> _The exercise_
Print the complete set of entries exactly.

Data items:

------------------------------------------------------------------------

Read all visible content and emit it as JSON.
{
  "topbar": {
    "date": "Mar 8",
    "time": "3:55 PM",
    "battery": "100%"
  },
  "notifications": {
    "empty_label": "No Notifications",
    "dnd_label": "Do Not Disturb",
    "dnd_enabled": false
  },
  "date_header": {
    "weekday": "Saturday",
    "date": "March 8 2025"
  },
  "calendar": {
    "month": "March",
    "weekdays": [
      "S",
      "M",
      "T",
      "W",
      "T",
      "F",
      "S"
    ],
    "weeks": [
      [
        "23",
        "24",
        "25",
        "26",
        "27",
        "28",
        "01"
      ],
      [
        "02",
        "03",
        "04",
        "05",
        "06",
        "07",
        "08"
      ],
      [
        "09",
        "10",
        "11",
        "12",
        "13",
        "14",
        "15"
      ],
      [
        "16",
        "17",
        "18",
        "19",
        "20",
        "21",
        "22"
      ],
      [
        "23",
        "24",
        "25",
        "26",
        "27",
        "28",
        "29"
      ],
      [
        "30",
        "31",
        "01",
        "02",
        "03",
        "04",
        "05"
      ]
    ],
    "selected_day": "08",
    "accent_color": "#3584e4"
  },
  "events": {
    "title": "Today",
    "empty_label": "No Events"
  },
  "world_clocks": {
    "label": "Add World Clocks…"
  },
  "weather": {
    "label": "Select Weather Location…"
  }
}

------------------------------------------------------------------------

> _Written solution_
Read all visible content and emit it as JSON.
{
  "topbar": {
    "date": "Mar 8",
    "time": "3:55 PM",
    "battery": "100%"
  },
  "notifications": {
    "empty_label": "No Notifications",
    "dnd_label": "Do Not Disturb",
    "dnd_enabled": false
  },
  "date_header": {
    "weekday": "Saturday",
    "date": "March 8 2025"
  },
  "calendar": {
    "month": "March",
    "weekdays": [
      "S",
      "M",
      "T",
      "W",
      "T",
      "F",
      "S"
    ],
    "weeks": [
      [
        "23",
        "24",
        "25",
        "26",
        "27",
        "28",
        "01"
      ],
      [
        "02",
        "03",
        "04",
        "05",
        "06",
        "07",
        "08"
      ],
      [
        "09",
        "10",
        "11",
        "12",
        "13",
        "14",
        "15"
      ],
      [
        "16",
        "17",
        "18",
        "19",
        "20",
        "21",
        "22"
      ],
      [
        "23",
        "24",
        "25",
        "26",
        "27",
        "28",
        "29"
      ],
      [
        "30",
        "31",
        "01",
        "02",
        "03",
        "04",
        "05"
      ]
    ],
    "selected_day": "08",
    "accent_color": "#3584e4"
  },
  "events": {
    "title": "Today",
    "empty_label": "No Events"
  },
  "world_clocks": {
    "label": "Add World Clocks…"
  },
  "weather": {
    "label": "Select Weather Location…"
  }
}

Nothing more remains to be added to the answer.